* _What this task involves_
Every record below should be written out exactly; pictures stay out.

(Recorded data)

•••

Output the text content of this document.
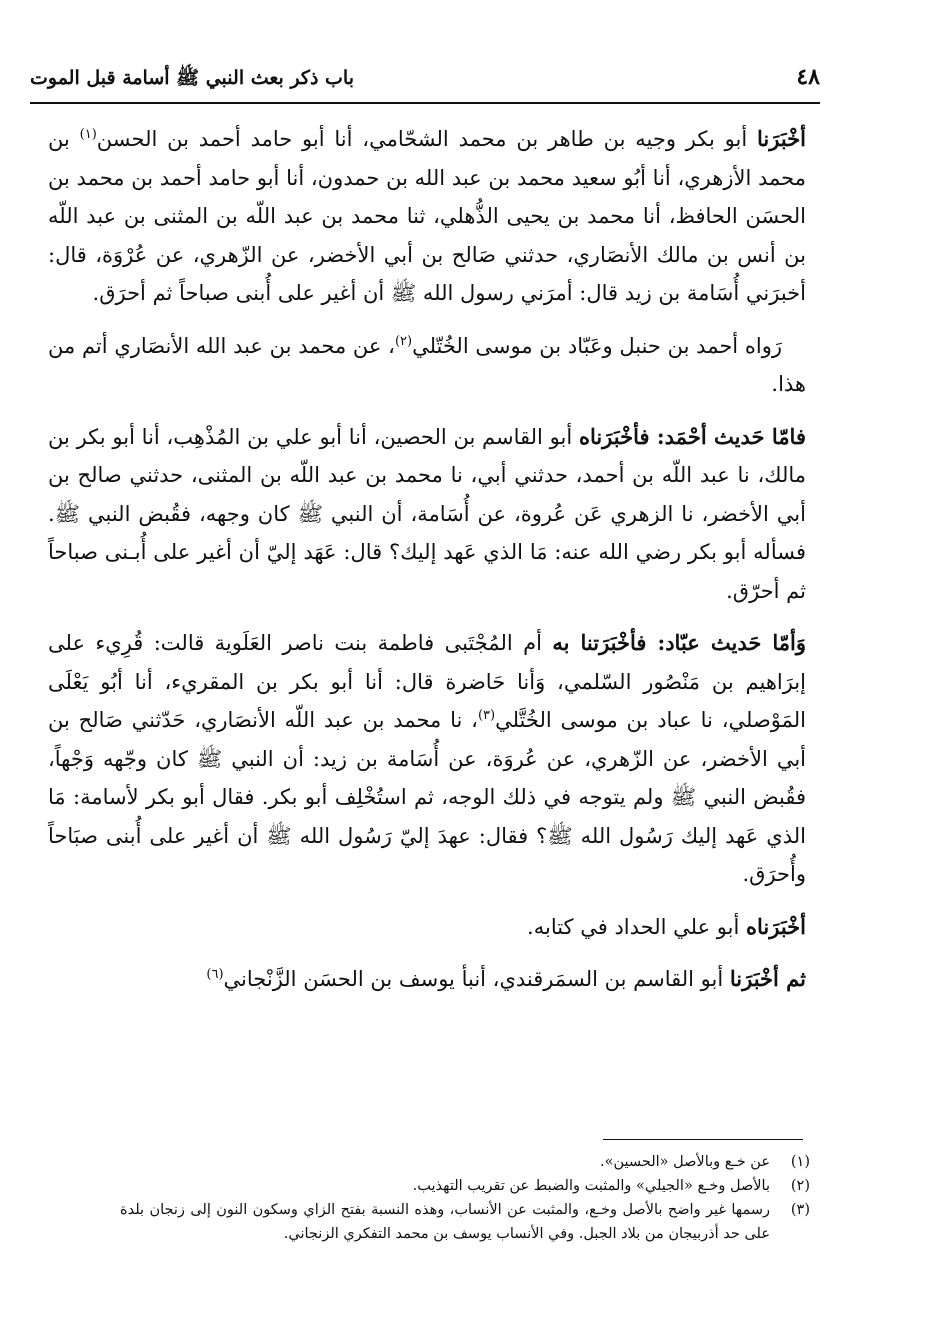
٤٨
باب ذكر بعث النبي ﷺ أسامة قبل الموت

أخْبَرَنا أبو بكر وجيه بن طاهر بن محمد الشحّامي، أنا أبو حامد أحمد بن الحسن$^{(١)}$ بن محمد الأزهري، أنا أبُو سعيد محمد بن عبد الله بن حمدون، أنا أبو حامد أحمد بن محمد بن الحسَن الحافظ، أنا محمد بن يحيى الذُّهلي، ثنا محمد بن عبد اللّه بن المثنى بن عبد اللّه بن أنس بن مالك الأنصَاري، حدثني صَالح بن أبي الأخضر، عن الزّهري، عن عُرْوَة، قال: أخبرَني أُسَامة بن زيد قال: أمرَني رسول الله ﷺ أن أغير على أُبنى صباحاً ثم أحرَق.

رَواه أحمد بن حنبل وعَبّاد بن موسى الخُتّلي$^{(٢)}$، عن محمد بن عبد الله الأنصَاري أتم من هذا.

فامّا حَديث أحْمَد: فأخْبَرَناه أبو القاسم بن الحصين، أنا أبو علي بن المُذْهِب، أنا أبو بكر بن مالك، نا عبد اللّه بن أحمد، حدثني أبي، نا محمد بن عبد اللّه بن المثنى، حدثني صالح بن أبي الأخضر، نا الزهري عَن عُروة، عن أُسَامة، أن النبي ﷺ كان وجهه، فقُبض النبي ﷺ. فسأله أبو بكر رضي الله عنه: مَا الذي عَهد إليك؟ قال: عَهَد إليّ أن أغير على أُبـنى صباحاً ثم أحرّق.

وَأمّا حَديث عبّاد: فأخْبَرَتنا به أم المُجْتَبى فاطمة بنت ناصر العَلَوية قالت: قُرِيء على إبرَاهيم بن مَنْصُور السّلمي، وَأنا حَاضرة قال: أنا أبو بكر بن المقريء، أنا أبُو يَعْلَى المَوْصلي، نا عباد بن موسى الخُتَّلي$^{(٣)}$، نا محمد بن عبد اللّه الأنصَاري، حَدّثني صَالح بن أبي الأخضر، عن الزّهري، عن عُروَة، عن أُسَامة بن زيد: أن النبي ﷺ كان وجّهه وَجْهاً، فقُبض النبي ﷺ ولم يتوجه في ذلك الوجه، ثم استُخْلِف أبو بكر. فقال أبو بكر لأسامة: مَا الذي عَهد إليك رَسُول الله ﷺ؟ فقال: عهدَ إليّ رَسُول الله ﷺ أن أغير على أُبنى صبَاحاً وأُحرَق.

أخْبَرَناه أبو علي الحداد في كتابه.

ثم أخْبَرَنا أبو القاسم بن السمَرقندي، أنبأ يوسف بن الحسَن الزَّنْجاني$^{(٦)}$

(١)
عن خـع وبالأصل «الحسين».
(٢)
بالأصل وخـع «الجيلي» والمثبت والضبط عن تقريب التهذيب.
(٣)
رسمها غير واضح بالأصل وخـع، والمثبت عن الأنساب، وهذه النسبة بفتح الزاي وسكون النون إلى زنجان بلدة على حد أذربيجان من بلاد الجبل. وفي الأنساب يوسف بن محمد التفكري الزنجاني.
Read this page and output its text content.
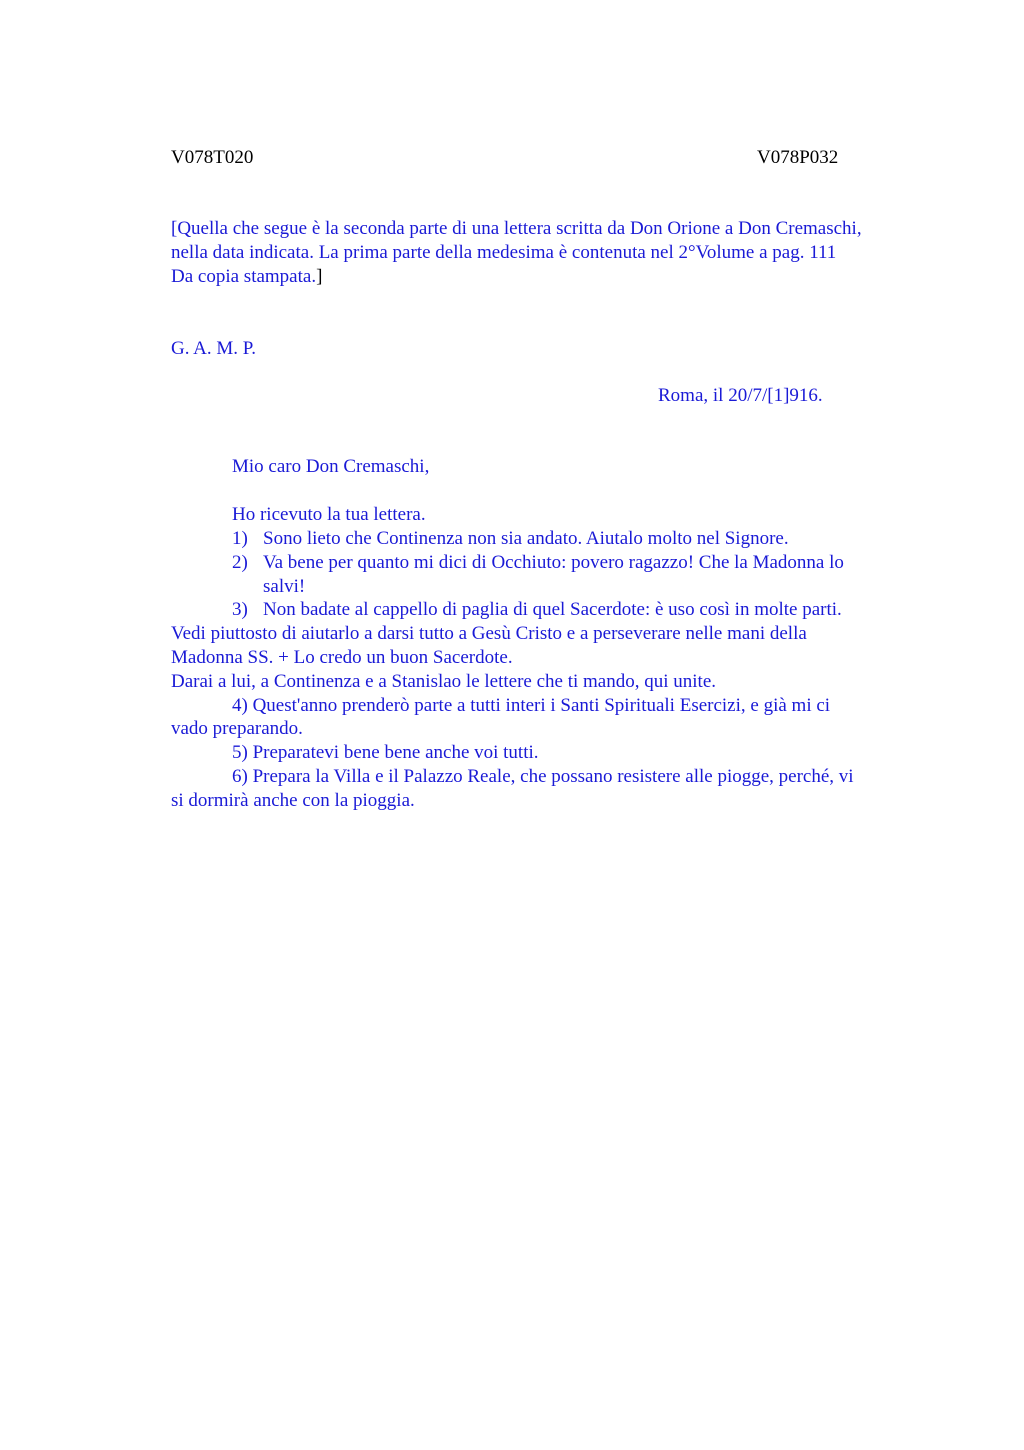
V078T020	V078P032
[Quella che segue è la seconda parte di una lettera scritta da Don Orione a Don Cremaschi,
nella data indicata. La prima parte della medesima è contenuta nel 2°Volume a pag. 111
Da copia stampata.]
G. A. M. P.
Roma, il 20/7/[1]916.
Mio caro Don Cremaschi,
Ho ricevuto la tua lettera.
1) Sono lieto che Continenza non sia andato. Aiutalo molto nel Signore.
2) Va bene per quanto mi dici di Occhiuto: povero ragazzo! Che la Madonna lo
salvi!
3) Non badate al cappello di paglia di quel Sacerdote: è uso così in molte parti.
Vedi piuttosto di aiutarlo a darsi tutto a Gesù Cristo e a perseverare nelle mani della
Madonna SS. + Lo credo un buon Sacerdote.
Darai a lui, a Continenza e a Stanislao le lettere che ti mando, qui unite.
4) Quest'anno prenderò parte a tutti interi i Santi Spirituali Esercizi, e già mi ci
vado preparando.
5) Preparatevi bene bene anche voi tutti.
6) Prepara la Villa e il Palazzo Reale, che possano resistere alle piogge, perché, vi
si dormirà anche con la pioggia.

•••

* _Answer to this task_
Output the text content of this document.
٤٨
باب ذكر بعث النبي ﷺ أسامة قبل الموت

أخْبَرَنا أبو بكر وجيه بن طاهر بن محمد الشحّامي، أنا أبو حامد أحمد بن الحسن$^{(١)}$ بن محمد الأزهري، أنا أبُو سعيد محمد بن عبد الله بن حمدون، أنا أبو حامد أحمد بن محمد بن الحسَن الحافظ، أنا محمد بن يحيى الذُّهلي، ثنا محمد بن عبد اللّه بن المثنى بن عبد اللّه بن أنس بن مالك الأنصَاري، حدثني صَالح بن أبي الأخضر، عن الزّهري، عن عُرْوَة، قال: أخبرَني أُسَامة بن زيد قال: أمرَني رسول الله ﷺ أن أغير على أُبنى صباحاً ثم أحرَق.

رَواه أحمد بن حنبل وعَبّاد بن موسى الخُتّلي$^{(٢)}$، عن محمد بن عبد الله الأنصَاري أتم من هذا.

فامّا حَديث أحْمَد: فأخْبَرَناه أبو القاسم بن الحصين، أنا أبو علي بن المُذْهِب، أنا أبو بكر بن مالك، نا عبد اللّه بن أحمد، حدثني أبي، نا محمد بن عبد اللّه بن المثنى، حدثني صالح بن أبي الأخضر، نا الزهري عَن عُروة، عن أُسَامة، أن النبي ﷺ كان وجهه، فقُبض النبي ﷺ. فسأله أبو بكر رضي الله عنه: مَا الذي عَهد إليك؟ قال: عَهَد إليّ أن أغير على أُبـنى صباحاً ثم أحرّق.

وَأمّا حَديث عبّاد: فأخْبَرَتنا به أم المُجْتَبى فاطمة بنت ناصر العَلَوية قالت: قُرِيء على إبرَاهيم بن مَنْصُور السّلمي، وَأنا حَاضرة قال: أنا أبو بكر بن المقريء، أنا أبُو يَعْلَى المَوْصلي، نا عباد بن موسى الخُتَّلي$^{(٣)}$، نا محمد بن عبد اللّه الأنصَاري، حَدّثني صَالح بن أبي الأخضر، عن الزّهري، عن عُروَة، عن أُسَامة بن زيد: أن النبي ﷺ كان وجّهه وَجْهاً، فقُبض النبي ﷺ ولم يتوجه في ذلك الوجه، ثم استُخْلِف أبو بكر. فقال أبو بكر لأسامة: مَا الذي عَهد إليك رَسُول الله ﷺ؟ فقال: عهدَ إليّ رَسُول الله ﷺ أن أغير على أُبنى صبَاحاً وأُحرَق.

أخْبَرَناه أبو علي الحداد في كتابه.

ثم أخْبَرَنا أبو القاسم بن السمَرقندي، أنبأ يوسف بن الحسَن الزَّنْجاني$^{(٦)}$

(١)
عن خـع وبالأصل «الحسين».
(٢)
بالأصل وخـع «الجيلي» والمثبت والضبط عن تقريب التهذيب.
(٣)
رسمها غير واضح بالأصل وخـع، والمثبت عن الأنساب، وهذه النسبة بفتح الزاي وسكون النون إلى زنجان بلدة على حد أذربيجان من بلاد الجبل. وفي الأنساب يوسف بن محمد التفكري الزنجاني.
Read this page and output its text content.
V078T020	V078P032
[Quella che segue è la seconda parte di una lettera scritta da Don Orione a Don Cremaschi,
nella data indicata. La prima parte della medesima è contenuta nel 2°Volume a pag. 111
Da copia stampata.]
G. A. M. P.
Roma, il 20/7/[1]916.
Mio caro Don Cremaschi,
Ho ricevuto la tua lettera.
1) Sono lieto che Continenza non sia andato. Aiutalo molto nel Signore.
2) Va bene per quanto mi dici di Occhiuto: povero ragazzo! Che la Madonna lo
salvi!
3) Non badate al cappello di paglia di quel Sacerdote: è uso così in molte parti.
Vedi piuttosto di aiutarlo a darsi tutto a Gesù Cristo e a perseverare nelle mani della
Madonna SS. + Lo credo un buon Sacerdote.
Darai a lui, a Continenza e a Stanislao le lettere che ti mando, qui unite.
4) Quest'anno prenderò parte a tutti interi i Santi Spirituali Esercizi, e già mi ci
vado preparando.
5) Preparatevi bene bene anche voi tutti.
6) Prepara la Villa e il Palazzo Reale, che possano resistere alle piogge, perché, vi
si dormirà anche con la pioggia.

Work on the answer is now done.